Dataset items:
════════
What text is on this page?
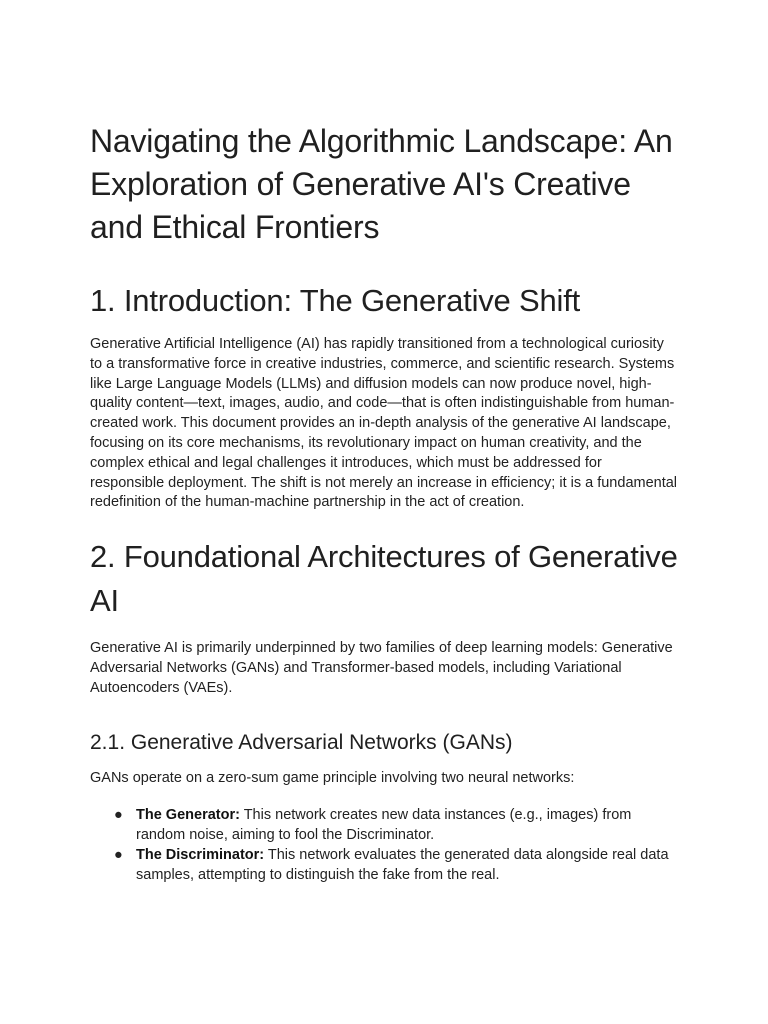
Navigating the Algorithmic Landscape: An Exploration of Generative AI's Creative and Ethical Frontiers
1. Introduction: The Generative Shift

Generative Artificial Intelligence (AI) has rapidly transitioned from a technological curiosity to a transformative force in creative industries, commerce, and scientific research. Systems like Large Language Models (LLMs) and diffusion models can now produce novel, high-quality content—text, images, audio, and code—that is often indistinguishable from human-created work. This document provides an in-depth analysis of the generative AI landscape, focusing on its core mechanisms, its revolutionary impact on human creativity, and the complex ethical and legal challenges it introduces, which must be addressed for responsible deployment. The shift is not merely an increase in efficiency; it is a fundamental redefinition of the human-machine partnership in the act of creation.

2. Foundational Architectures of Generative AI

Generative AI is primarily underpinned by two families of deep learning models: Generative Adversarial Networks (GANs) and Transformer-based models, including Variational Autoencoders (VAEs).

2.1. Generative Adversarial Networks (GANs)

GANs operate on a zero-sum game principle involving two neural networks:

● The Generator: This network creates new data instances (e.g., images) from random noise, aiming to fool the Discriminator.
● The Discriminator: This network evaluates the generated data alongside real data samples, attempting to distinguish the fake from the real.
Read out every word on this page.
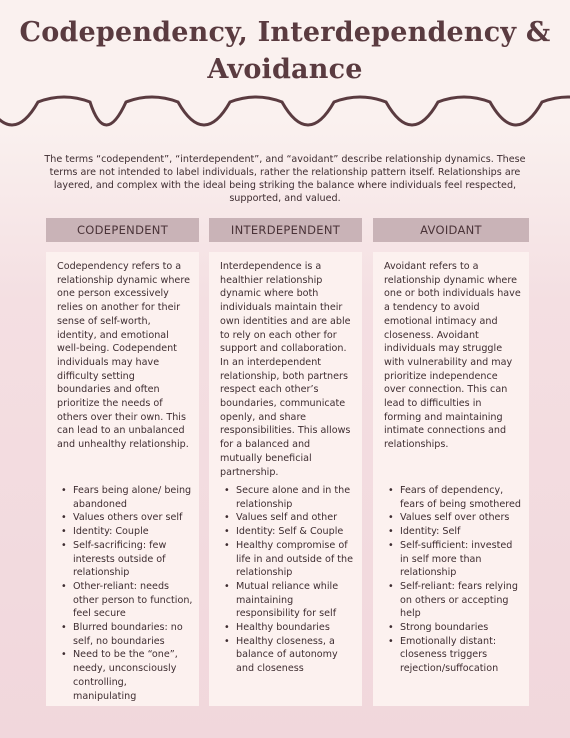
Codependency, Interdependency &
Avoidance
The terms “codependent”, “interdependent”, and “avoidant” describe relationship dynamics. These terms are not intended to label individuals, rather the relationship pattern itself. Relationships are layered, and complex with the ideal being striking the balance where individuals feel respected, supported, and valued.
CODEPENDENT	INTERDEPENDENT	AVOIDANT

Codependency refers to a relationship dynamic where one person excessively relies on another for their sense of self-worth, identity, and emotional well-being. Codependent individuals may have difficulty setting boundaries and often prioritize the needs of others over their own. This can lead to an unbalanced and unhealthy relationship.

• Fears being alone/ being abandoned
• Values others over self
• Identity: Couple
• Self-sacrificing: few interests outside of relationship
• Other-reliant: needs other person to function, feel secure
• Blurred boundaries: no self, no boundaries
• Need to be the “one”, needy, unconsciously controlling, manipulating

Interdependence is a healthier relationship dynamic where both individuals maintain their own identities and are able to rely on each other for support and collaboration. In an interdependent relationship, both partners respect each other’s boundaries, communicate openly, and share responsibilities. This allows for a balanced and mutually beneficial partnership.

• Secure alone and in the relationship
• Values self and other
• Identity: Self & Couple
• Healthy compromise of life in and outside of the relationship
• Mutual reliance while maintaining responsibility for self
• Healthy boundaries
• Healthy closeness, a balance of autonomy and closeness

Avoidant refers to a relationship dynamic where one or both individuals have a tendency to avoid emotional intimacy and closeness. Avoidant individuals may struggle with vulnerability and may prioritize independence over connection. This can lead to difficulties in forming and maintaining intimate connections and relationships.

• Fears of dependency, fears of being smothered
• Values self over others
• Identity: Self
• Self-sufficient: invested in self more than relationship
• Self-reliant: fears relying on others or accepting help
• Strong boundaries
• Emotionally distant: closeness triggers rejection/suffocation
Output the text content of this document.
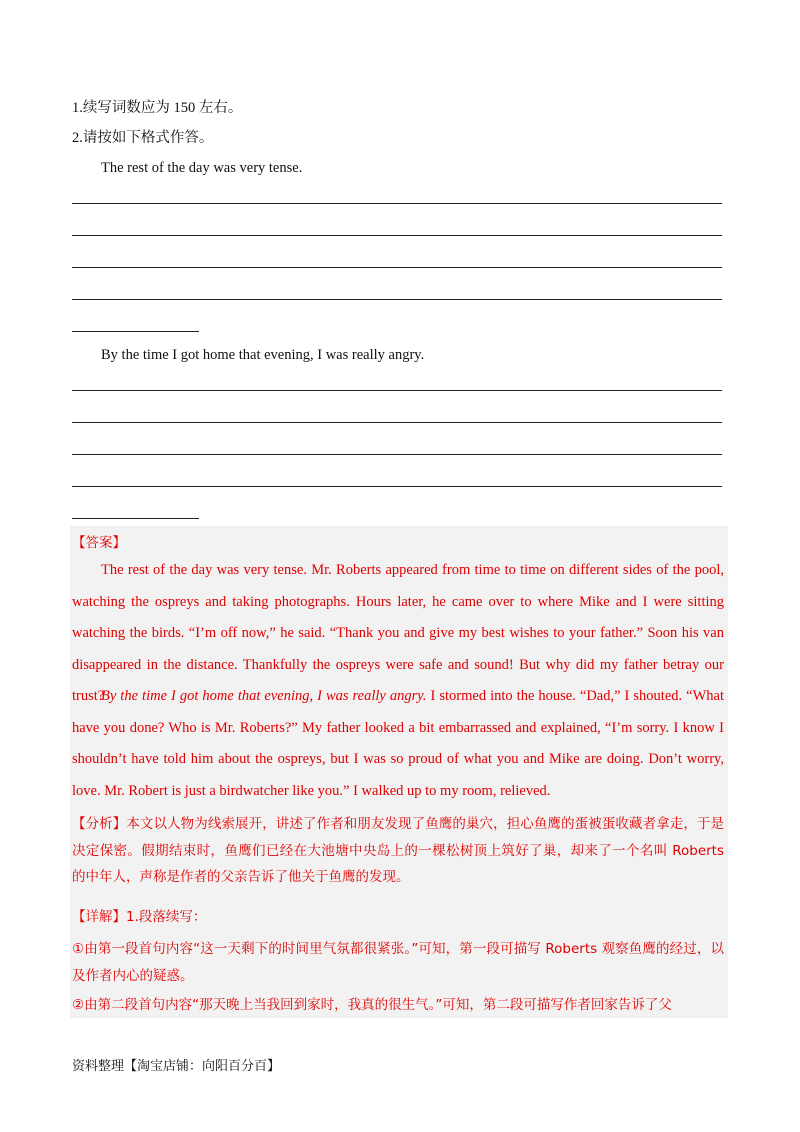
1.续写词数应为 150 左右。
2.请按如下格式作答。
The rest of the day was very tense.
By the time I got home that evening, I was really angry.
【答案】

The rest of the day was very tense. Mr. Roberts appeared from time to time on different sides of the pool, watching the ospreys and taking photographs. Hours later, he came over to where Mike and I were sitting watching the birds. “I’m off now,” he said. “Thank you and give my best wishes to your father.” Soon his van disappeared in the distance. Thankfully the ospreys were safe and sound! But why did my father betray our trust?

By the time I got home that evening, I was really angry. I stormed into the house. “Dad,” I shouted. “What have you done? Who is Mr. Roberts?” My father looked a bit embarrassed and explained, “I’m sorry. I know I shouldn’t have told him about the ospreys, but I was so proud of what you and Mike are doing. Don’t worry, love. Mr. Robert is just a birdwatcher like you.” I walked up to my room, relieved.

【分析】本文以人物为线索展开，讲述了作者和朋友发现了鱼鹰的巢穴，担心鱼鹰的蛋被蛋收藏者拿走，于是决定保密。假期结束时，鱼鹰们已经在大池塘中央岛上的一棵松树顶上筑好了巢，却来了一个名叫 Roberts 的中年人，声称是作者的父亲告诉了他关于鱼鹰的发现。

【详解】1.段落续写：

①由第一段首句内容“这一天剩下的时间里气氛都很紧张。”可知，第一段可描写 Roberts 观察鱼鹰的经过，以及作者内心的疑惑。

②由第二段首句内容“那天晚上当我回到家时，我真的很生气。”可知，第二段可描写作者回家告诉了父

资料整理【淘宝店铺：向阳百分百】
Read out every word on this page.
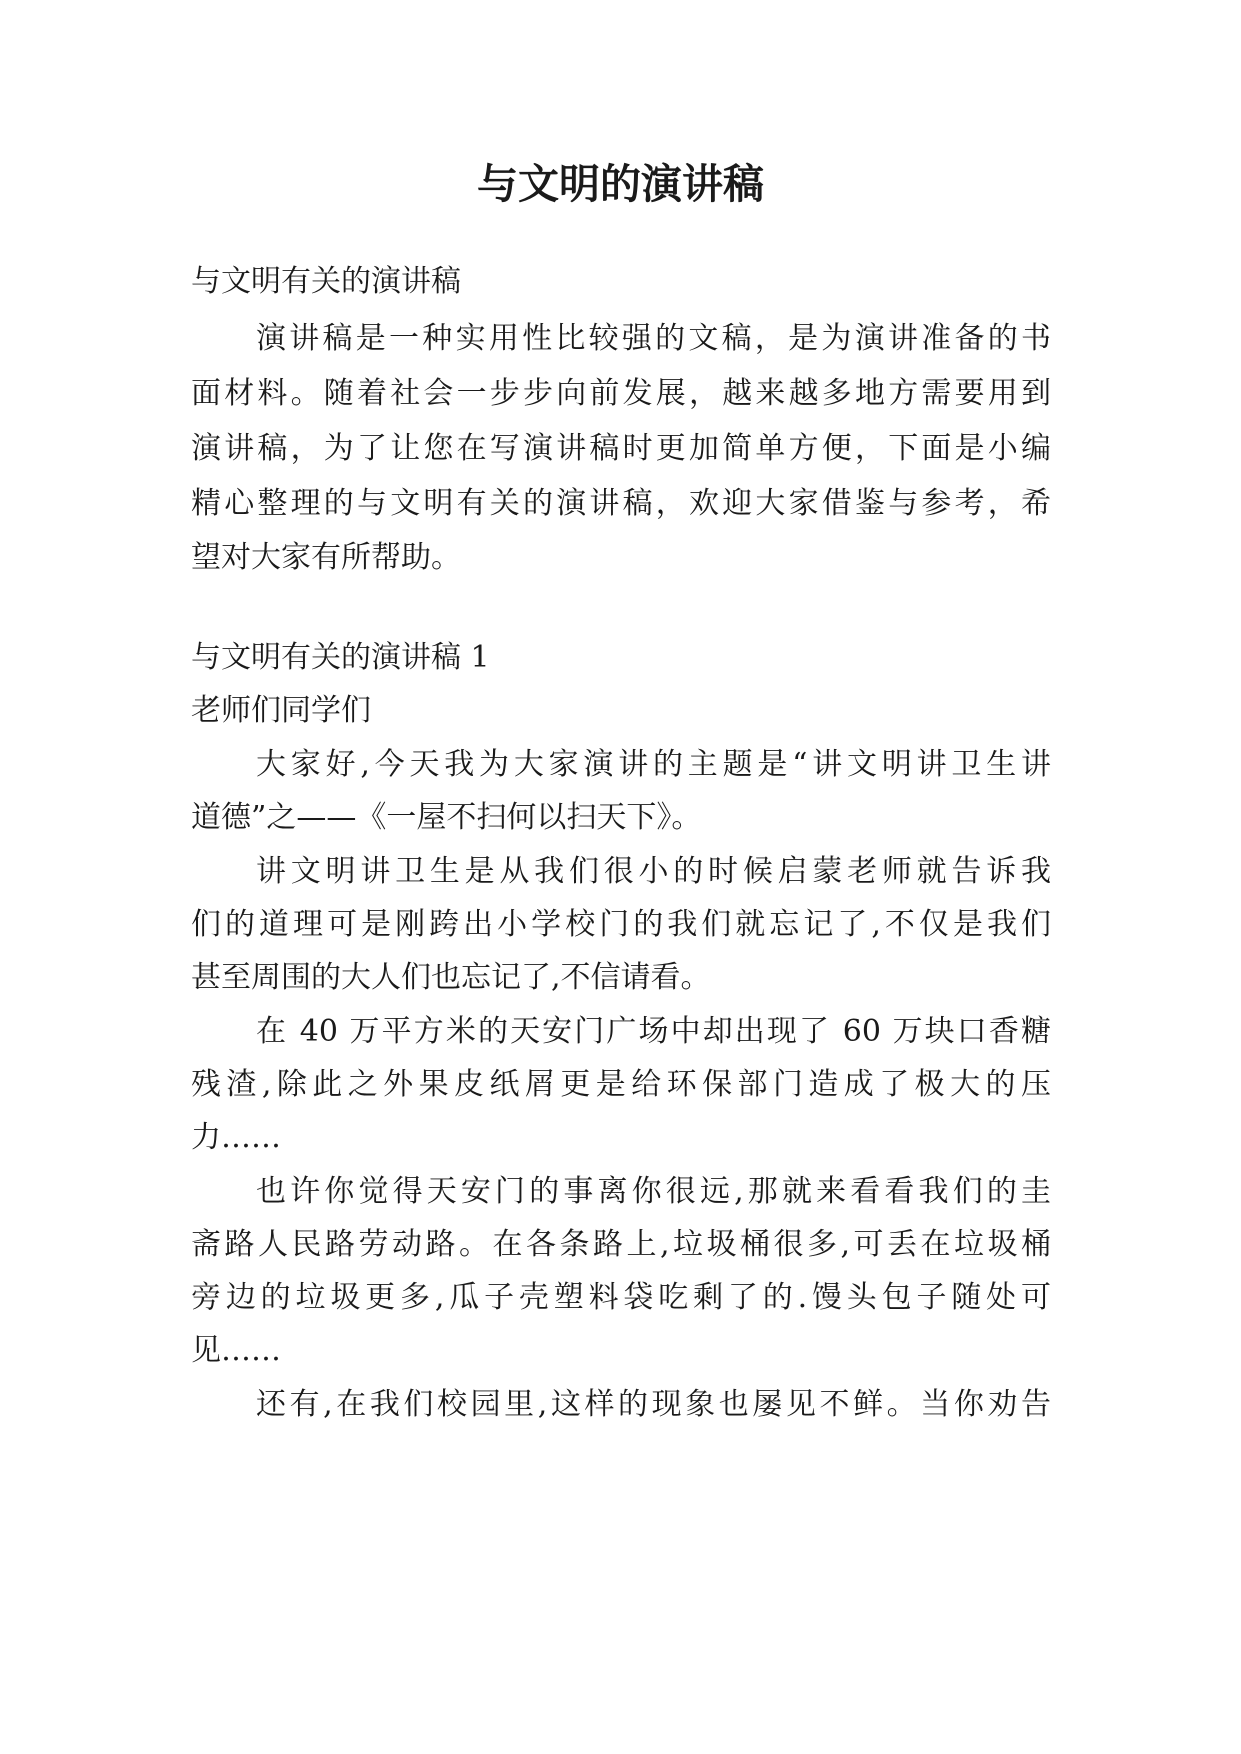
与文明的演讲稿
与文明有关的演讲稿
演讲稿是一种实用性比较强的文稿，是为演讲准备的书
面材料。随着社会一步步向前发展，越来越多地方需要用到
演讲稿，为了让您在写演讲稿时更加简单方便，下面是小编
精心整理的与文明有关的演讲稿，欢迎大家借鉴与参考，希
望对大家有所帮助。
与文明有关的演讲稿 1
老师们同学们
大家好,今天我为大家演讲的主题是“讲文明讲卫生讲
道德”之——《一屋不扫何以扫天下》。
讲文明讲卫生是从我们很小的时候启蒙老师就告诉我
们的道理可是刚跨出小学校门的我们就忘记了,不仅是我们
甚至周围的大人们也忘记了,不信请看。
在 40 万平方米的天安门广场中却出现了 60 万块口香糖
残渣,除此之外果皮纸屑更是给环保部门造成了极大的压
力……
也许你觉得天安门的事离你很远,那就来看看我们的圭
斋路人民路劳动路。在各条路上,垃圾桶很多,可丢在垃圾桶
旁边的垃圾更多,瓜子壳塑料袋吃剩了的.馒头包子随处可
见……
还有,在我们校园里,这样的现象也屡见不鲜。当你劝告
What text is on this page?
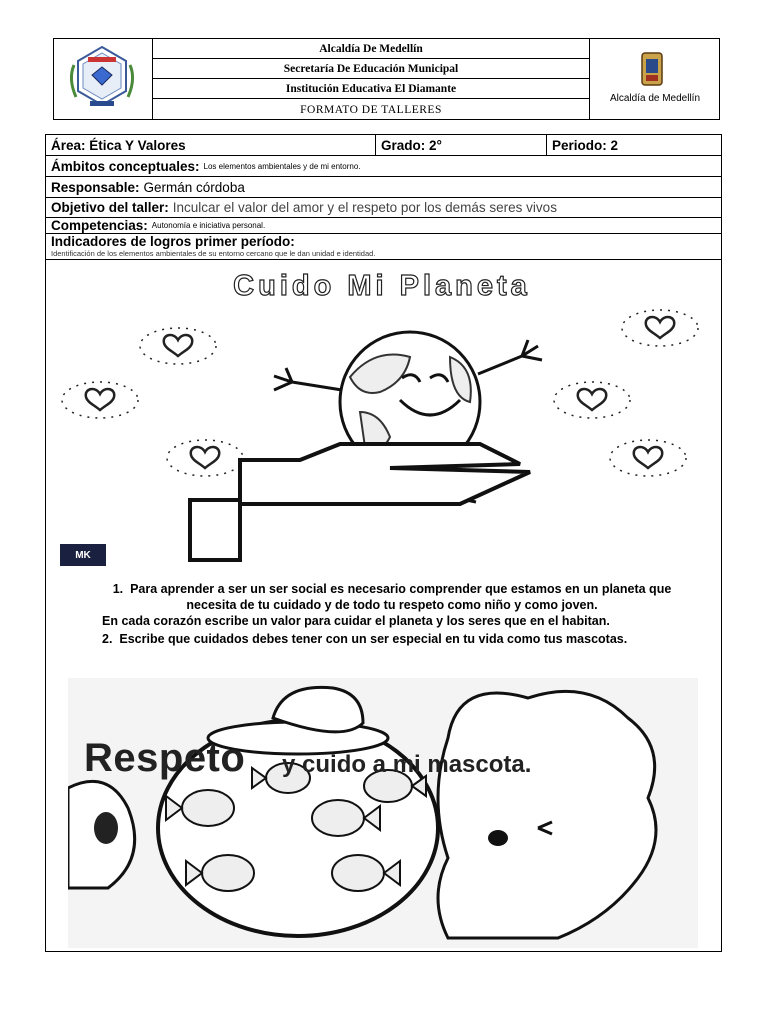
Alcaldía De Medellín
Secretaría De Educación Municipal
Institución Educativa El Diamante
FORMATO DE TALLERES
Alcaldía de Medellín
Área:
Ética Y Valores	Grado:
2°	Periodo:
2
Ámbitos conceptuales: Los elementos ambientales y de mi entorno.
Responsable: Germán córdoba
Objetivo del taller: Inculcar el valor del amor y el respeto por los demás seres vivos
Competencias: Autonomía e iniciativa personal.
Indicadores de logros primer período:
Identificación de los elementos ambientales de su entorno cercano que le dan unidad e identidad.
Cuido Mi Planeta
MK
1. Para aprender a ser un ser social es necesario comprender que estamos en un planeta que
necesita de tu cuidado y de todo tu respeto como niño y como joven.
En cada corazón escribe un valor para cuidar el planeta y los seres que en el habitan.
2. Escribe que cuidados debes tener con un ser especial en tu vida como tus mascotas.
Respeto y cuido a mi mascota.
════════
Given instruction
Without including any pictures, reproduce the listing exactly.

Answer to this exercise
What text is on this page?
Navigating the Algorithmic Landscape: An Exploration of Generative AI's Creative and Ethical Frontiers
1. Introduction: The Generative Shift

Generative Artificial Intelligence (AI) has rapidly transitioned from a technological curiosity to a transformative force in creative industries, commerce, and scientific research. Systems like Large Language Models (LLMs) and diffusion models can now produce novel, high-quality content—text, images, audio, and code—that is often indistinguishable from human-created work. This document provides an in-depth analysis of the generative AI landscape, focusing on its core mechanisms, its revolutionary impact on human creativity, and the complex ethical and legal challenges it introduces, which must be addressed for responsible deployment. The shift is not merely an increase in efficiency; it is a fundamental redefinition of the human-machine partnership in the act of creation.

2. Foundational Architectures of Generative AI

Generative AI is primarily underpinned by two families of deep learning models: Generative Adversarial Networks (GANs) and Transformer-based models, including Variational Autoencoders (VAEs).

2.1. Generative Adversarial Networks (GANs)

GANs operate on a zero-sum game principle involving two neural networks:

● The Generator: This network creates new data instances (e.g., images) from random noise, aiming to fool the Discriminator.
● The Discriminator: This network evaluates the generated data alongside real data samples, attempting to distinguish the fake from the real.
Read out every word on this page.
Codependency, Interdependency &
Avoidance
The terms “codependent”, “interdependent”, and “avoidant” describe relationship dynamics. These terms are not intended to label individuals, rather the relationship pattern itself. Relationships are layered, and complex with the ideal being striking the balance where individuals feel respected, supported, and valued.
CODEPENDENT	INTERDEPENDENT	AVOIDANT

Codependency refers to a relationship dynamic where one person excessively relies on another for their sense of self-worth, identity, and emotional well-being. Codependent individuals may have difficulty setting boundaries and often prioritize the needs of others over their own. This can lead to an unbalanced and unhealthy relationship.

• Fears being alone/ being abandoned
• Values others over self
• Identity: Couple
• Self-sacrificing: few interests outside of relationship
• Other-reliant: needs other person to function, feel secure
• Blurred boundaries: no self, no boundaries
• Need to be the “one”, needy, unconsciously controlling, manipulating

Interdependence is a healthier relationship dynamic where both individuals maintain their own identities and are able to rely on each other for support and collaboration. In an interdependent relationship, both partners respect each other’s boundaries, communicate openly, and share responsibilities. This allows for a balanced and mutually beneficial partnership.

• Secure alone and in the relationship
• Values self and other
• Identity: Self & Couple
• Healthy compromise of life in and outside of the relationship
• Mutual reliance while maintaining responsibility for self
• Healthy boundaries
• Healthy closeness, a balance of autonomy and closeness

Avoidant refers to a relationship dynamic where one or both individuals have a tendency to avoid emotional intimacy and closeness. Avoidant individuals may struggle with vulnerability and may prioritize independence over connection. This can lead to difficulties in forming and maintaining intimate connections and relationships.

• Fears of dependency, fears of being smothered
• Values self over others
• Identity: Self
• Self-sufficient: invested in self more than relationship
• Self-reliant: fears relying on others or accepting help
• Strong boundaries
• Emotionally distant: closeness triggers rejection/suffocation
Output the text content of this document.
1.续写词数应为 150 左右。
2.请按如下格式作答。
The rest of the day was very tense.
By the time I got home that evening, I was really angry.
【答案】

The rest of the day was very tense. Mr. Roberts appeared from time to time on different sides of the pool, watching the ospreys and taking photographs. Hours later, he came over to where Mike and I were sitting watching the birds. “I’m off now,” he said. “Thank you and give my best wishes to your father.” Soon his van disappeared in the distance. Thankfully the ospreys were safe and sound! But why did my father betray our trust?

By the time I got home that evening, I was really angry. I stormed into the house. “Dad,” I shouted. “What have you done? Who is Mr. Roberts?” My father looked a bit embarrassed and explained, “I’m sorry. I know I shouldn’t have told him about the ospreys, but I was so proud of what you and Mike are doing. Don’t worry, love. Mr. Robert is just a birdwatcher like you.” I walked up to my room, relieved.

【分析】本文以人物为线索展开，讲述了作者和朋友发现了鱼鹰的巢穴，担心鱼鹰的蛋被蛋收藏者拿走，于是决定保密。假期结束时，鱼鹰们已经在大池塘中央岛上的一棵松树顶上筑好了巢，却来了一个名叫 Roberts 的中年人，声称是作者的父亲告诉了他关于鱼鹰的发现。

【详解】1.段落续写：

①由第一段首句内容“这一天剩下的时间里气氛都很紧张。”可知，第一段可描写 Roberts 观察鱼鹰的经过，以及作者内心的疑惑。

②由第二段首句内容“那天晚上当我回到家时，我真的很生气。”可知，第二段可描写作者回家告诉了父

资料整理【淘宝店铺：向阳百分百】
Read out every word on this page.
与文明的演讲稿
与文明有关的演讲稿
演讲稿是一种实用性比较强的文稿，是为演讲准备的书
面材料。随着社会一步步向前发展，越来越多地方需要用到
演讲稿，为了让您在写演讲稿时更加简单方便，下面是小编
精心整理的与文明有关的演讲稿，欢迎大家借鉴与参考，希
望对大家有所帮助。
与文明有关的演讲稿 1
老师们同学们
大家好,今天我为大家演讲的主题是“讲文明讲卫生讲
道德”之——《一屋不扫何以扫天下》。
讲文明讲卫生是从我们很小的时候启蒙老师就告诉我
们的道理可是刚跨出小学校门的我们就忘记了,不仅是我们
甚至周围的大人们也忘记了,不信请看。
在 40 万平方米的天安门广场中却出现了 60 万块口香糖
残渣,除此之外果皮纸屑更是给环保部门造成了极大的压
力……
也许你觉得天安门的事离你很远,那就来看看我们的圭
斋路人民路劳动路。在各条路上,垃圾桶很多,可丢在垃圾桶
旁边的垃圾更多,瓜子壳塑料袋吃剩了的.馒头包子随处可
见……
还有,在我们校园里,这样的现象也屡见不鲜。当你劝告
What text is on this page?
Alcaldía De Medellín
Secretaría De Educación Municipal
Institución Educativa El Diamante
FORMATO DE TALLERES
Alcaldía de Medellín
Área:
Ética Y Valores	Grado:
2°	Periodo:
2
Ámbitos conceptuales: Los elementos ambientales y de mi entorno.
Responsable: Germán córdoba
Objetivo del taller: Inculcar el valor del amor y el respeto por los demás seres vivos
Competencias: Autonomía e iniciativa personal.
Indicadores de logros primer período:
Identificación de los elementos ambientales de su entorno cercano que le dan unidad e identidad.
Cuido Mi Planeta
MK
1. Para aprender a ser un ser social es necesario comprender que estamos en un planeta que
necesita de tu cuidado y de todo tu respeto como niño y como joven.
En cada corazón escribe un valor para cuidar el planeta y los seres que en el habitan.
2. Escribe que cuidados debes tener con un ser especial en tu vida como tus mascotas.
Respeto y cuido a mi mascota.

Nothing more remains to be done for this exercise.